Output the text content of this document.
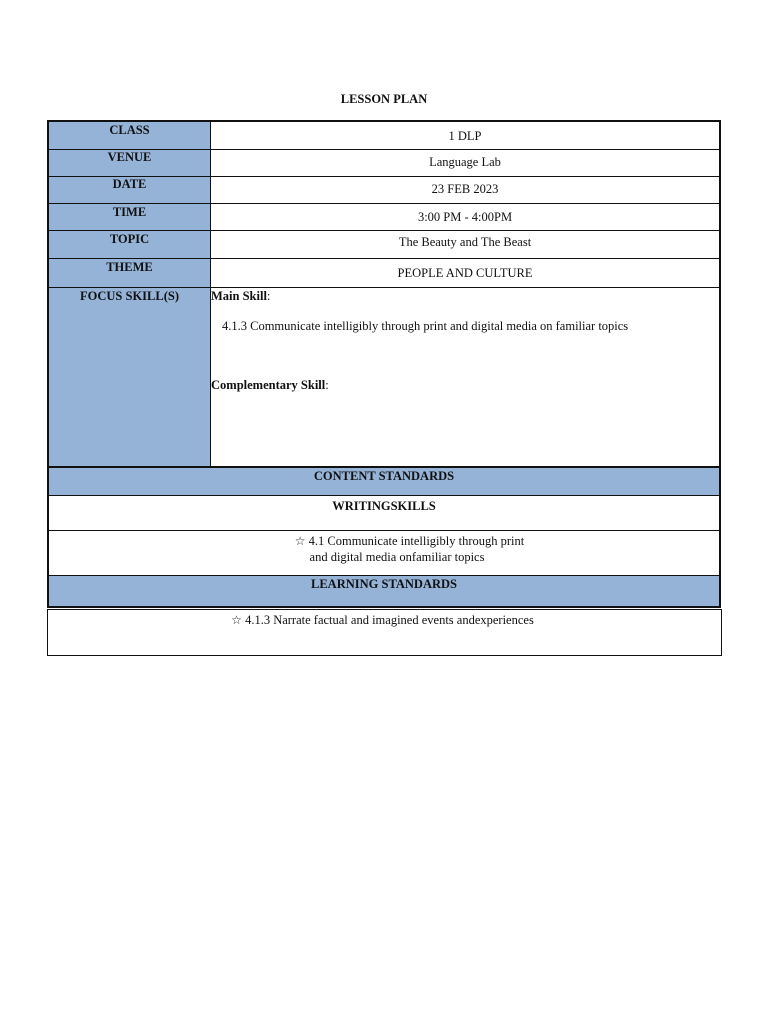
LESSON PLAN
CLASS	1 DLP
VENUE	Language Lab
DATE	23 FEB 2023
TIME	3:00 PM - 4:00PM
TOPIC	The Beauty and The Beast
THEME	PEOPLE AND CULTURE
FOCUS SKILL(S)	Main Skill:
4.1.3 Communicate intelligibly through print and digital media on familiar topics
Complementary Skill:
CONTENT STANDARDS
WRITINGSKILLS
☆ 4.1 Communicate intelligibly through print
and digital media onfamiliar topics
LEARNING STANDARDS
☆ 4.1.3 Narrate factual and imagined events andexperiences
---------------
AIM: Transcribe all of the material exactly, leaving out whatever pictures it contains.

RESULT OF THIS EXERCISE:
Output the text content of this document.
LESSON PLAN
CLASS	1 DLP
VENUE	Language Lab
DATE	23 FEB 2023
TIME	3:00 PM - 4:00PM
TOPIC	The Beauty and The Beast
THEME	PEOPLE AND CULTURE
FOCUS SKILL(S)	Main Skill:
4.1.3 Communicate intelligibly through print and digital media on familiar topics
Complementary Skill:
CONTENT STANDARDS
WRITINGSKILLS
☆ 4.1 Communicate intelligibly through print
and digital media onfamiliar topics
LEARNING STANDARDS
☆ 4.1.3 Narrate factual and imagined events andexperiences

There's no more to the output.